BEGIN Supplied data

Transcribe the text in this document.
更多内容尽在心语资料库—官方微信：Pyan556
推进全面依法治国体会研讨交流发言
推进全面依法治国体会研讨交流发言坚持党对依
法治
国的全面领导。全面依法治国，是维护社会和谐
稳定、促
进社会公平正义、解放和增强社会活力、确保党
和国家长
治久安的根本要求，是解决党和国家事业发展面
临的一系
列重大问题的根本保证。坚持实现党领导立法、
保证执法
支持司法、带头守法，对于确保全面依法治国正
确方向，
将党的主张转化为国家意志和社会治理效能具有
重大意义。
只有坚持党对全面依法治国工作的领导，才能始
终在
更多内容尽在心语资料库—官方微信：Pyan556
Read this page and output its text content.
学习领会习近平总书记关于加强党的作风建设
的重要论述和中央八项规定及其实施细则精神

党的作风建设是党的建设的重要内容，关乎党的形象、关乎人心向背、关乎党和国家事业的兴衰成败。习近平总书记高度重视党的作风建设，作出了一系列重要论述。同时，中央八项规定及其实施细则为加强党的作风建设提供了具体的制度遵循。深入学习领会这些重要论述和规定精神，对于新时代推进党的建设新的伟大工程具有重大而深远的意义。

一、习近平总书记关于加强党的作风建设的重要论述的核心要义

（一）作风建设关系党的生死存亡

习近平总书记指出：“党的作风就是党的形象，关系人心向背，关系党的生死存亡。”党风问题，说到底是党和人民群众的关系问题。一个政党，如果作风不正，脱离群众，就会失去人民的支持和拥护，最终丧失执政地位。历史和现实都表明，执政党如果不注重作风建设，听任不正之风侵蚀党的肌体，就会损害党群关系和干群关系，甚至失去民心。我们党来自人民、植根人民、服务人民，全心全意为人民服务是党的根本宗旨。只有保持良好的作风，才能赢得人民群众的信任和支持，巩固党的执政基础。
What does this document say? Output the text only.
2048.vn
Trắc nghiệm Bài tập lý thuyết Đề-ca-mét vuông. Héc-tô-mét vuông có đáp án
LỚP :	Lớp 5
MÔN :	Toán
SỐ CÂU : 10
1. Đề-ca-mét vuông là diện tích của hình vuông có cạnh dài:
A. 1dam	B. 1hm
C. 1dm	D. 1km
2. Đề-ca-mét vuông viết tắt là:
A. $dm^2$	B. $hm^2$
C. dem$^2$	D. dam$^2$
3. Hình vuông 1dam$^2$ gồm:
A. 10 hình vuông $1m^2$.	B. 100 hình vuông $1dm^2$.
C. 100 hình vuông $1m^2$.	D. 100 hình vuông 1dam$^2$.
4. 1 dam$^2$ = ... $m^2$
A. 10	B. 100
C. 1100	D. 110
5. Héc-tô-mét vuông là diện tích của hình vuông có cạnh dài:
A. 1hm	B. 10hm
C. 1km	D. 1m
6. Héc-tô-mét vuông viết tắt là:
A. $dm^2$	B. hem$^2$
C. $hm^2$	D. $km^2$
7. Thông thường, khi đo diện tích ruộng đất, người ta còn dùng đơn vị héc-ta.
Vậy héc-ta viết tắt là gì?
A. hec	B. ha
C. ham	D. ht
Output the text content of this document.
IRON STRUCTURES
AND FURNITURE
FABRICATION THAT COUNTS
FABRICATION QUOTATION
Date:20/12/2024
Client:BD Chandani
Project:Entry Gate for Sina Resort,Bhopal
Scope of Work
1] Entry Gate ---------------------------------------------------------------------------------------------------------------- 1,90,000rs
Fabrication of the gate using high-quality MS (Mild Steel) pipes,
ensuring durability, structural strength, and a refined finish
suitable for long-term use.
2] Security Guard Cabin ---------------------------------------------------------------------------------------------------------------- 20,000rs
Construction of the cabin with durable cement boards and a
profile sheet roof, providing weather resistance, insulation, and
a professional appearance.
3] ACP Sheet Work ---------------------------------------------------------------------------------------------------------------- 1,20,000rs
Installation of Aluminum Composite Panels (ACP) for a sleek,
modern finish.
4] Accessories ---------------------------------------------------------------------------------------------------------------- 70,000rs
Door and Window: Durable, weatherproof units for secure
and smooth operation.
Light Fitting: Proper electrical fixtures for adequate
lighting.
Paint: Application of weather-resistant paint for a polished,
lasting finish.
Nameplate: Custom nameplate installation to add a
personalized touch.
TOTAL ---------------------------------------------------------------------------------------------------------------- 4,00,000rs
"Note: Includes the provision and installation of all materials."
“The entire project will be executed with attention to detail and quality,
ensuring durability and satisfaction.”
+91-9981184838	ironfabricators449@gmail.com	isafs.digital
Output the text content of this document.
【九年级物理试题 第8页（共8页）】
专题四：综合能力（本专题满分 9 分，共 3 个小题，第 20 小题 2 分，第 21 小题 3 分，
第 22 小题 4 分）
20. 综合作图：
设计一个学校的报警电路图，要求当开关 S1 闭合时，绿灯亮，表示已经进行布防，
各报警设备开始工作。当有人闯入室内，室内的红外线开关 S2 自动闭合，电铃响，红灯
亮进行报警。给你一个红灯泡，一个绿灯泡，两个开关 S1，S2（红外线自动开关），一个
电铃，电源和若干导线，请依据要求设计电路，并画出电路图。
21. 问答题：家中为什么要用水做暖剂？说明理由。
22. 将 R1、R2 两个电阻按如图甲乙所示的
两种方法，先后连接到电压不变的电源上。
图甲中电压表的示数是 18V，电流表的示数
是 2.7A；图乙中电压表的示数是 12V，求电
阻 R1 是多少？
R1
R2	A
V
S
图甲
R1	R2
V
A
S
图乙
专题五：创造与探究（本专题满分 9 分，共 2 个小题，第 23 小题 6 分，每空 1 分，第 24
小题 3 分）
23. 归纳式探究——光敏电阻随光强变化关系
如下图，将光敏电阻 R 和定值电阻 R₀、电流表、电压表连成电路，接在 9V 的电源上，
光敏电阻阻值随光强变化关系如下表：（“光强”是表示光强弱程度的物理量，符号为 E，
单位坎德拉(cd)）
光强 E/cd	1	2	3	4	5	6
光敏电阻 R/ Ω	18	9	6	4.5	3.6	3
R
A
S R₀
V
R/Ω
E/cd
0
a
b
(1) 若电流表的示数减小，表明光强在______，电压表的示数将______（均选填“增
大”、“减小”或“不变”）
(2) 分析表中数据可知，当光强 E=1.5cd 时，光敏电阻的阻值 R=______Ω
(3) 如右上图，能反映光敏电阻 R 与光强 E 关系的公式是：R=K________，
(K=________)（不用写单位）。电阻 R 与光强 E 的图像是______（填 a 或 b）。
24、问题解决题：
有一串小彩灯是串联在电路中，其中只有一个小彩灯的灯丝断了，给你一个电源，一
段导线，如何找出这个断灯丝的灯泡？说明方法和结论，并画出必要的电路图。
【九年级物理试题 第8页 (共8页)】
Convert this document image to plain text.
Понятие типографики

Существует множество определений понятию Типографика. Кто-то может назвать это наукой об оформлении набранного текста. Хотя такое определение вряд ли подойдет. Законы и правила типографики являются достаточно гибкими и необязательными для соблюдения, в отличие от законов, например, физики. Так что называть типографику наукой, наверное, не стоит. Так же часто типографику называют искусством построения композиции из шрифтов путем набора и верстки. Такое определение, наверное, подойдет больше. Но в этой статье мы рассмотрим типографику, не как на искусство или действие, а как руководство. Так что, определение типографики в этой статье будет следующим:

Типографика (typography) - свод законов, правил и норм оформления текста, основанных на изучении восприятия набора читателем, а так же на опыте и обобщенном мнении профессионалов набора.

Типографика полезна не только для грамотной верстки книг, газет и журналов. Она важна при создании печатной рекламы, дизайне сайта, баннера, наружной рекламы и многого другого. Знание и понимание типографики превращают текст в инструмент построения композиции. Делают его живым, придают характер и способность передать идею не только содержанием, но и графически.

END Supplied data

Exercise goal -
Give nothing but the number of lines containing the string "viết".

Result below -
3